-- start of Dataset rows --

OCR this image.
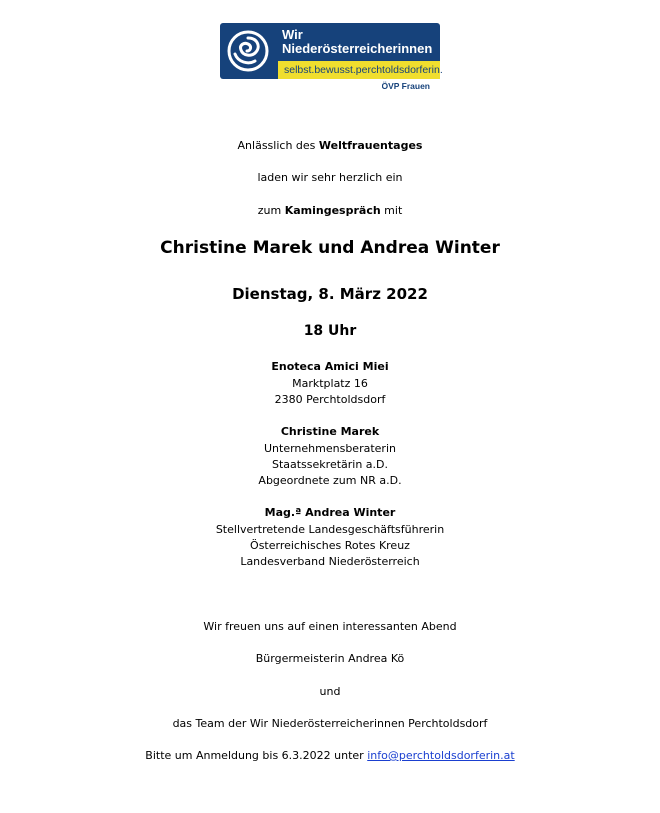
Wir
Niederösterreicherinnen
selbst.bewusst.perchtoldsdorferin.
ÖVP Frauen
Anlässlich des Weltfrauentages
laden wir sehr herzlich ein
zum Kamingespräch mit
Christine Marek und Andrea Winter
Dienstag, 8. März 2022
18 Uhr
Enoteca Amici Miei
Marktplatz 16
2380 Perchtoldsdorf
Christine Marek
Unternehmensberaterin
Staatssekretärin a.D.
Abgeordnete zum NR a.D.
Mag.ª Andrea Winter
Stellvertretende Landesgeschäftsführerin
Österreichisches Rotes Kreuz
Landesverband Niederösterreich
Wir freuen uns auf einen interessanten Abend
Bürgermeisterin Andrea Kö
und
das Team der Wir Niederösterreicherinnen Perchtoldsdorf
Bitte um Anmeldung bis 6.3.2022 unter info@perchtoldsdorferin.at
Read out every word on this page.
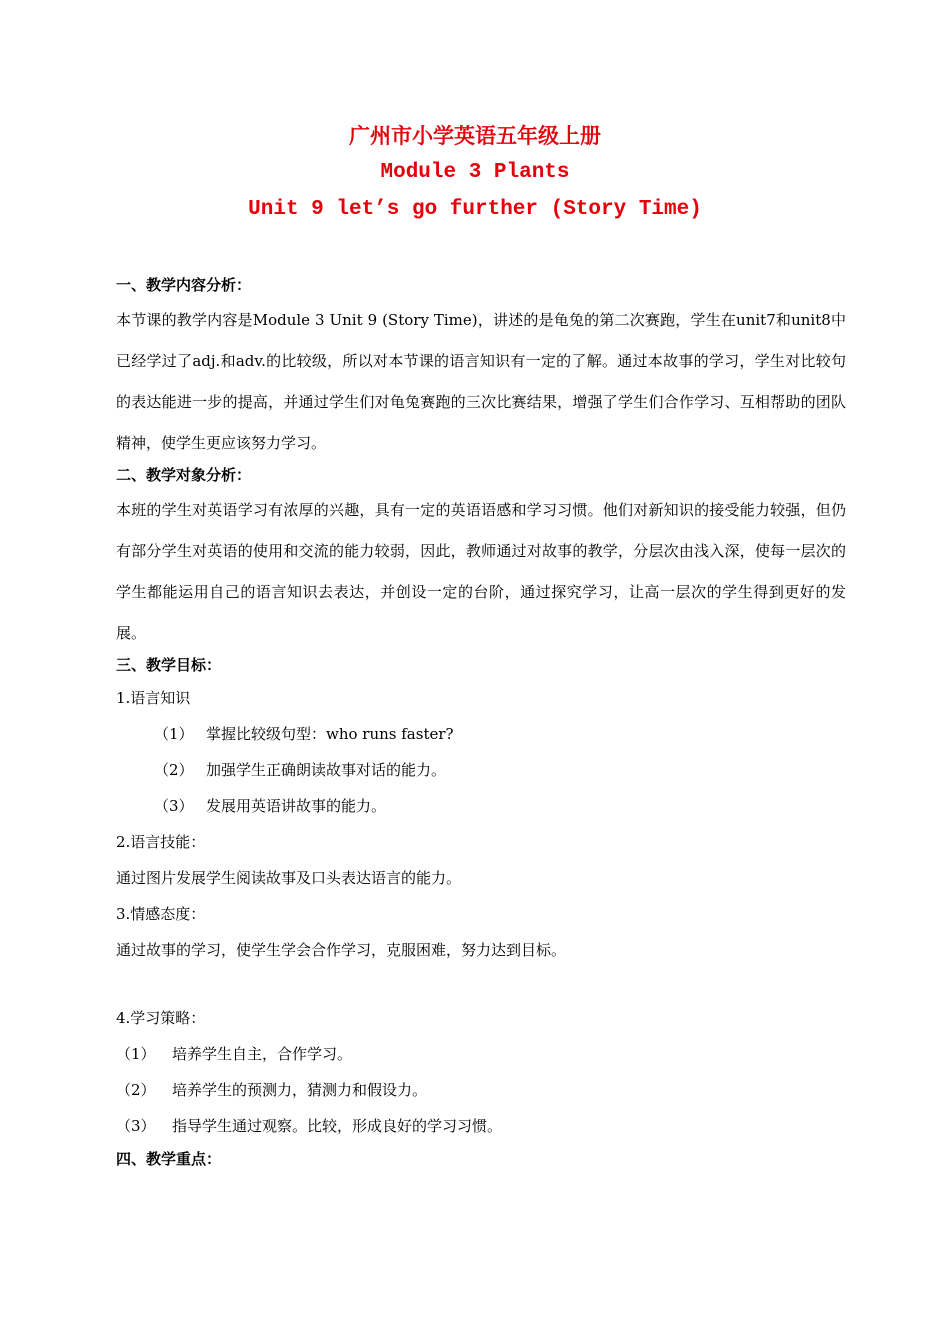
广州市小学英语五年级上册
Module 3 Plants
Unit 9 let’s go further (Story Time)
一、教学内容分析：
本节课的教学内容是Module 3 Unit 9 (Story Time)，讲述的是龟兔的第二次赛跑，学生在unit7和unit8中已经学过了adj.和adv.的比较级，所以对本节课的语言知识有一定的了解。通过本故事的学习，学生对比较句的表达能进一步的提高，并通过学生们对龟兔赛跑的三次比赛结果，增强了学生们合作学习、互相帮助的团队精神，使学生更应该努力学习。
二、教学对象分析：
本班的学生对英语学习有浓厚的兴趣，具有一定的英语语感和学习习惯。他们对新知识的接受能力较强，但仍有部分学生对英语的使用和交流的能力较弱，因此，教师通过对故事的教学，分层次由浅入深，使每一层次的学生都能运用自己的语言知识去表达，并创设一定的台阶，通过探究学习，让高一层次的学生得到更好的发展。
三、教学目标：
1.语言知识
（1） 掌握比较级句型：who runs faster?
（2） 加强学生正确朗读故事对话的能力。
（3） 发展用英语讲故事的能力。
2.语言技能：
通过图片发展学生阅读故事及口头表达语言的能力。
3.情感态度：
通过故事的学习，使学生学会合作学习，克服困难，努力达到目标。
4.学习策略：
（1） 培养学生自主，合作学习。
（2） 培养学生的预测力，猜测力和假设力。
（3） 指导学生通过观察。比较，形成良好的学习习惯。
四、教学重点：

-- end of Dataset rows --

_Exercise description_
Collect each line holding the string "Time".

_Solved exercise_
Unit 9 let’s go further (Story Time)
本节课的教学内容是Module 3 Unit 9 (Story Time)，讲述的是龟兔的第二次赛跑，学生在unit7和unit8中已经学过了adj.和adv.的比较级，所以对本节课的语言知识有一定的了解。通过本故事的学习，学生对比较句的表达能进一步的提高，并通过学生们对龟兔赛跑的三次比赛结果，增强了学生们合作学习、互相帮助的团队精神，使学生更应该努力学习。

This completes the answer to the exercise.